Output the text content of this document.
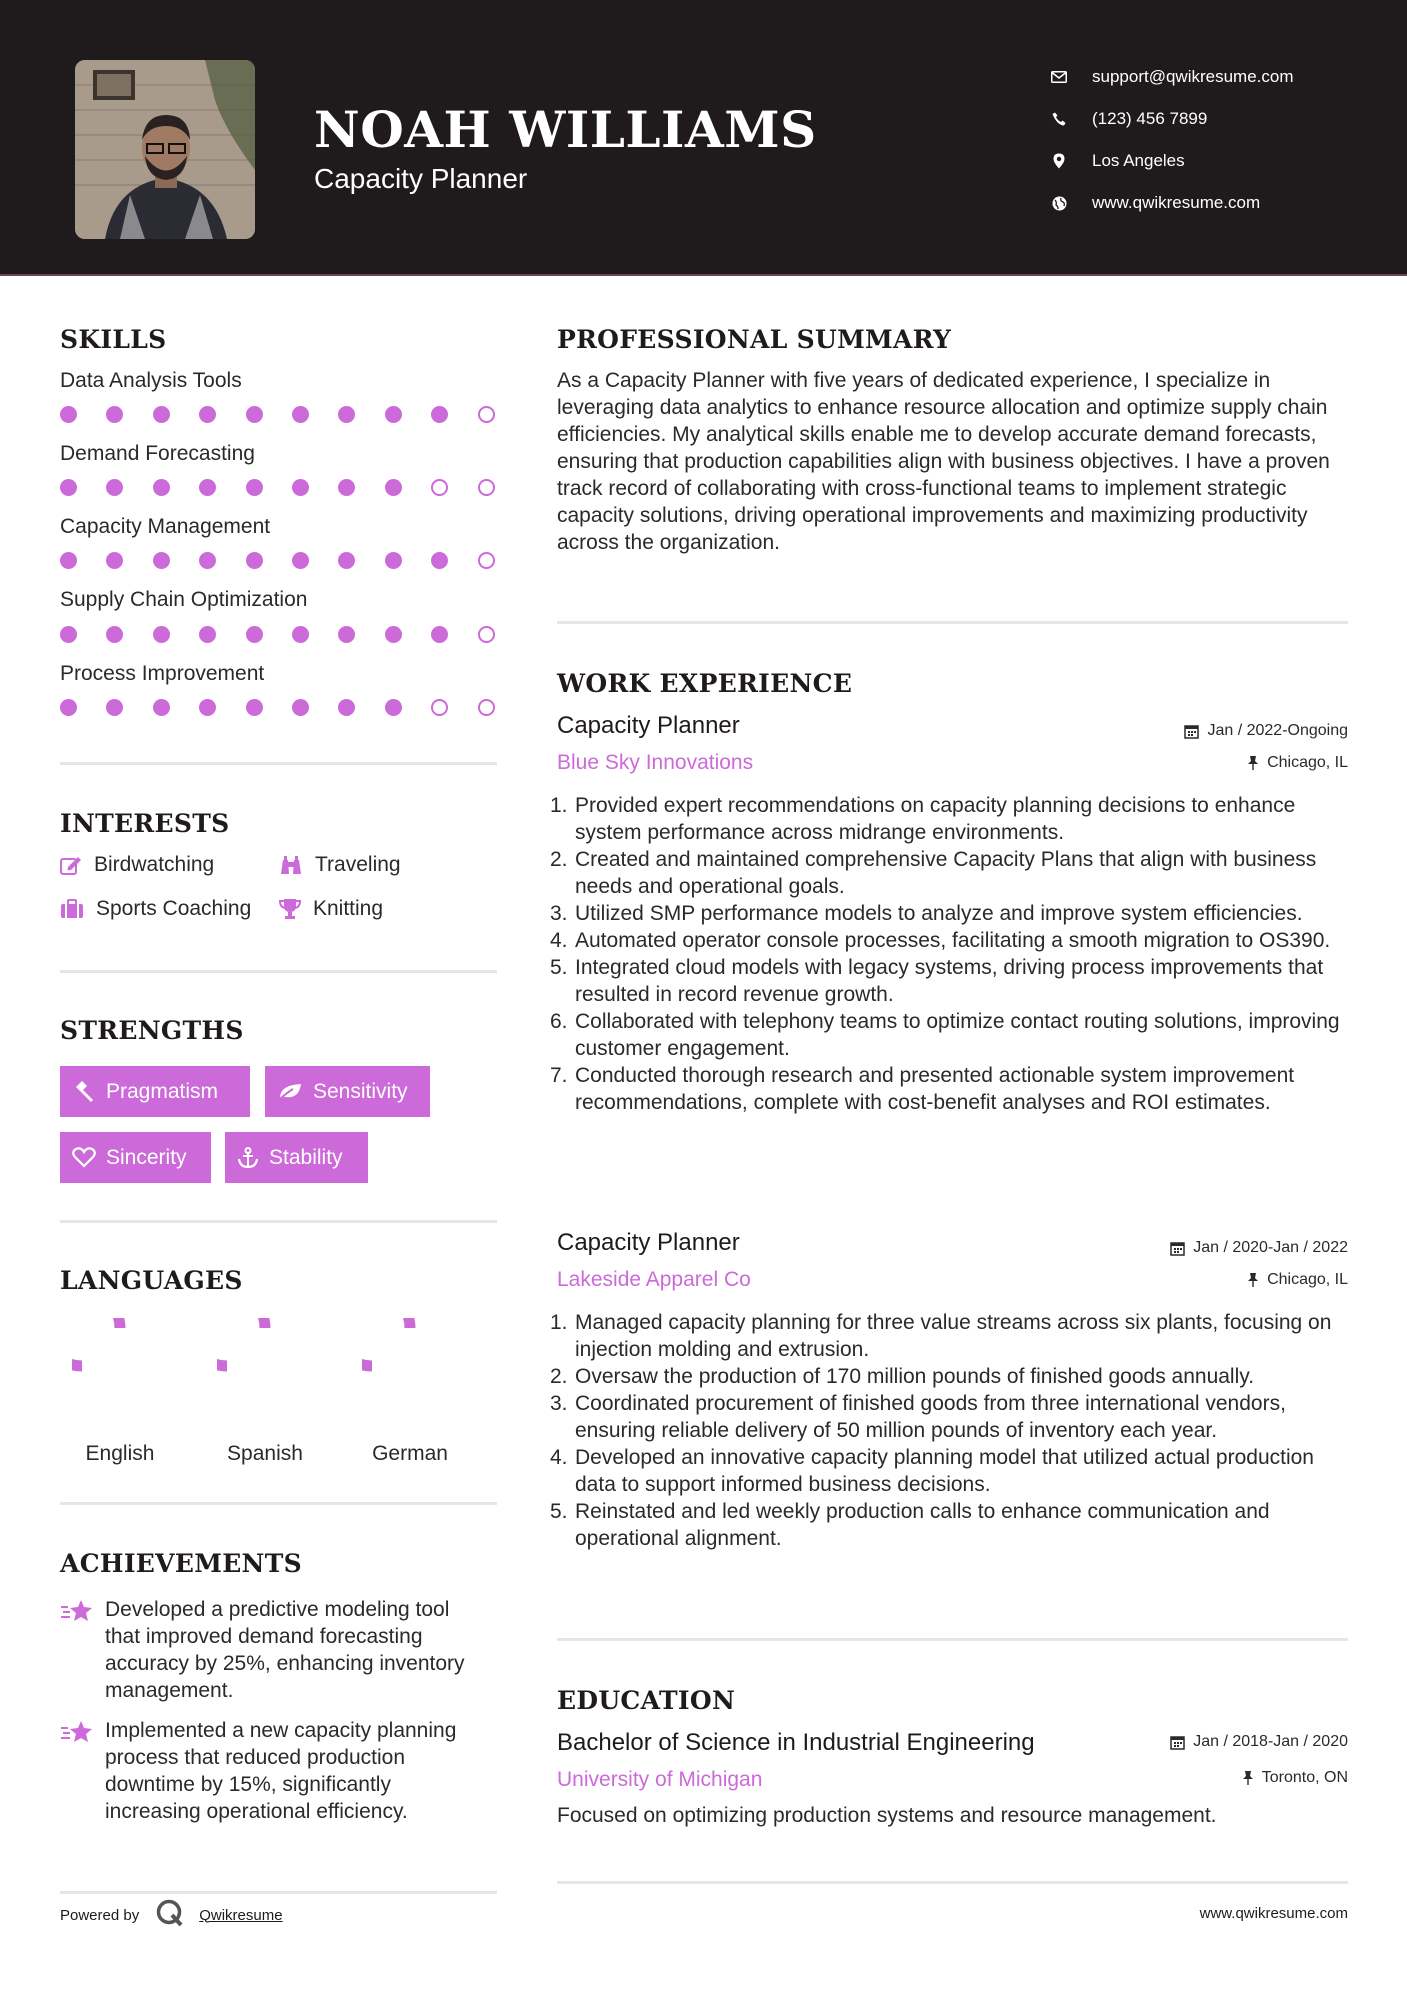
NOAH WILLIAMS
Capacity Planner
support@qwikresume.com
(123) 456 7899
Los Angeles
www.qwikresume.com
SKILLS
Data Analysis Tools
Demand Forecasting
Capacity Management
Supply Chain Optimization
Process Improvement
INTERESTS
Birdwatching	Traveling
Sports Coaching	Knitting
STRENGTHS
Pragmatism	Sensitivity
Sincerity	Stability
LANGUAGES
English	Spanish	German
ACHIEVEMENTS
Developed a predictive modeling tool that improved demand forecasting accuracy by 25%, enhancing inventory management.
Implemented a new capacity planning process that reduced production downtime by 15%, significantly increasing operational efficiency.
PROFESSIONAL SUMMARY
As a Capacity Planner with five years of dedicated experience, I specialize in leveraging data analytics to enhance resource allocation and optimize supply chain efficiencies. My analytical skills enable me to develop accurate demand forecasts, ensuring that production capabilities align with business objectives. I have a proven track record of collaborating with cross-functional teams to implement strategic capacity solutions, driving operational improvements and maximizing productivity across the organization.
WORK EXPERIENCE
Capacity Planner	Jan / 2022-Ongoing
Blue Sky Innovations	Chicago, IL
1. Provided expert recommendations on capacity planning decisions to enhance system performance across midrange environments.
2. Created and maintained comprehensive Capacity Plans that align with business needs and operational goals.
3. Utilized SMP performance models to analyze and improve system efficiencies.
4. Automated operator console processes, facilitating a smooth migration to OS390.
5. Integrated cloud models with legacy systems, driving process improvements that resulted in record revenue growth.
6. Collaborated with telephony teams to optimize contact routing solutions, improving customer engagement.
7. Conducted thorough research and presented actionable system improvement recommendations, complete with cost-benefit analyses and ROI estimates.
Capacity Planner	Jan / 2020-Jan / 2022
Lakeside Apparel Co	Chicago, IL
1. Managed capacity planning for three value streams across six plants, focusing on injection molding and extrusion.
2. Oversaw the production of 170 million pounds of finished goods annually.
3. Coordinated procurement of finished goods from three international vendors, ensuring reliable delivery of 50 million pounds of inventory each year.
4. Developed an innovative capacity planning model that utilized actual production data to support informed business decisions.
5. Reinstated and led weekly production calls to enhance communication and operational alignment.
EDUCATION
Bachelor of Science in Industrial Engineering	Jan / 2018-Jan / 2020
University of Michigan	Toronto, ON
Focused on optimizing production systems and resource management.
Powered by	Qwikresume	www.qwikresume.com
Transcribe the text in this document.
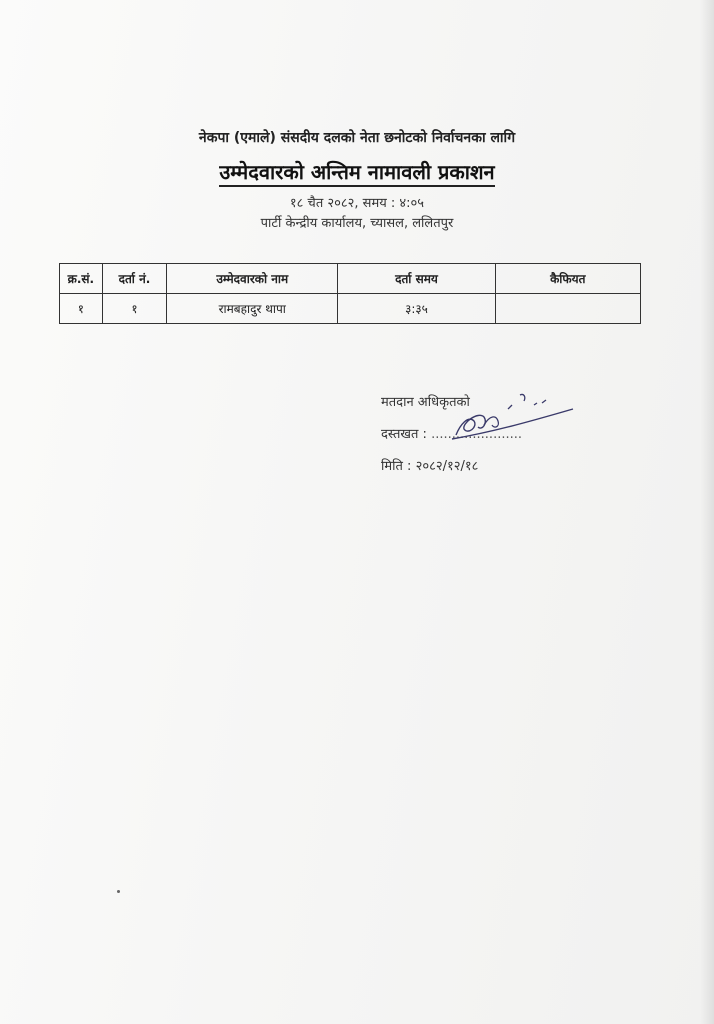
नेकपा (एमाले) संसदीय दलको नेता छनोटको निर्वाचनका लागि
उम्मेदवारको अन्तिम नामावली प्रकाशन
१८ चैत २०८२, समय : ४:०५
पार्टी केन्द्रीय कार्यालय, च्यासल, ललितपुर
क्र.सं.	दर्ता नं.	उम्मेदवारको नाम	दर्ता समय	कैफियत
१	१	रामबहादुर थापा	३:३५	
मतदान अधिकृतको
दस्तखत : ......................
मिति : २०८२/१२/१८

- [PROBLEM DETAILS] Print all of the entries word for word. Skip any images they contain.

- [REPLY]
Output the text content of this document.
NOAH WILLIAMS
Capacity Planner
support@qwikresume.com
(123) 456 7899
Los Angeles
www.qwikresume.com
SKILLS
Data Analysis Tools
Demand Forecasting
Capacity Management
Supply Chain Optimization
Process Improvement
INTERESTS
Birdwatching	Traveling
Sports Coaching	Knitting
STRENGTHS
Pragmatism	Sensitivity
Sincerity	Stability
LANGUAGES
English	Spanish	German
ACHIEVEMENTS
Developed a predictive modeling tool that improved demand forecasting accuracy by 25%, enhancing inventory management.
Implemented a new capacity planning process that reduced production downtime by 15%, significantly increasing operational efficiency.
PROFESSIONAL SUMMARY
As a Capacity Planner with five years of dedicated experience, I specialize in leveraging data analytics to enhance resource allocation and optimize supply chain efficiencies. My analytical skills enable me to develop accurate demand forecasts, ensuring that production capabilities align with business objectives. I have a proven track record of collaborating with cross-functional teams to implement strategic capacity solutions, driving operational improvements and maximizing productivity across the organization.
WORK EXPERIENCE
Capacity Planner	Jan / 2022-Ongoing
Blue Sky Innovations	Chicago, IL
1. Provided expert recommendations on capacity planning decisions to enhance system performance across midrange environments.
2. Created and maintained comprehensive Capacity Plans that align with business needs and operational goals.
3. Utilized SMP performance models to analyze and improve system efficiencies.
4. Automated operator console processes, facilitating a smooth migration to OS390.
5. Integrated cloud models with legacy systems, driving process improvements that resulted in record revenue growth.
6. Collaborated with telephony teams to optimize contact routing solutions, improving customer engagement.
7. Conducted thorough research and presented actionable system improvement recommendations, complete with cost-benefit analyses and ROI estimates.
Capacity Planner	Jan / 2020-Jan / 2022
Lakeside Apparel Co	Chicago, IL
1. Managed capacity planning for three value streams across six plants, focusing on injection molding and extrusion.
2. Oversaw the production of 170 million pounds of finished goods annually.
3. Coordinated procurement of finished goods from three international vendors, ensuring reliable delivery of 50 million pounds of inventory each year.
4. Developed an innovative capacity planning model that utilized actual production data to support informed business decisions.
5. Reinstated and led weekly production calls to enhance communication and operational alignment.
EDUCATION
Bachelor of Science in Industrial Engineering	Jan / 2018-Jan / 2020
University of Michigan	Toronto, ON
Focused on optimizing production systems and resource management.
Powered by	Qwikresume	www.qwikresume.com
Transcribe the text in this document.
नेकपा (एमाले) संसदीय दलको नेता छनोटको निर्वाचनका लागि
उम्मेदवारको अन्तिम नामावली प्रकाशन
१८ चैत २०८२, समय : ४:०५
पार्टी केन्द्रीय कार्यालय, च्यासल, ललितपुर
क्र.सं.	दर्ता नं.	उम्मेदवारको नाम	दर्ता समय	कैफियत
१	१	रामबहादुर थापा	३:३५	
मतदान अधिकृतको
दस्तखत : ......................
मिति : २०८२/१२/१८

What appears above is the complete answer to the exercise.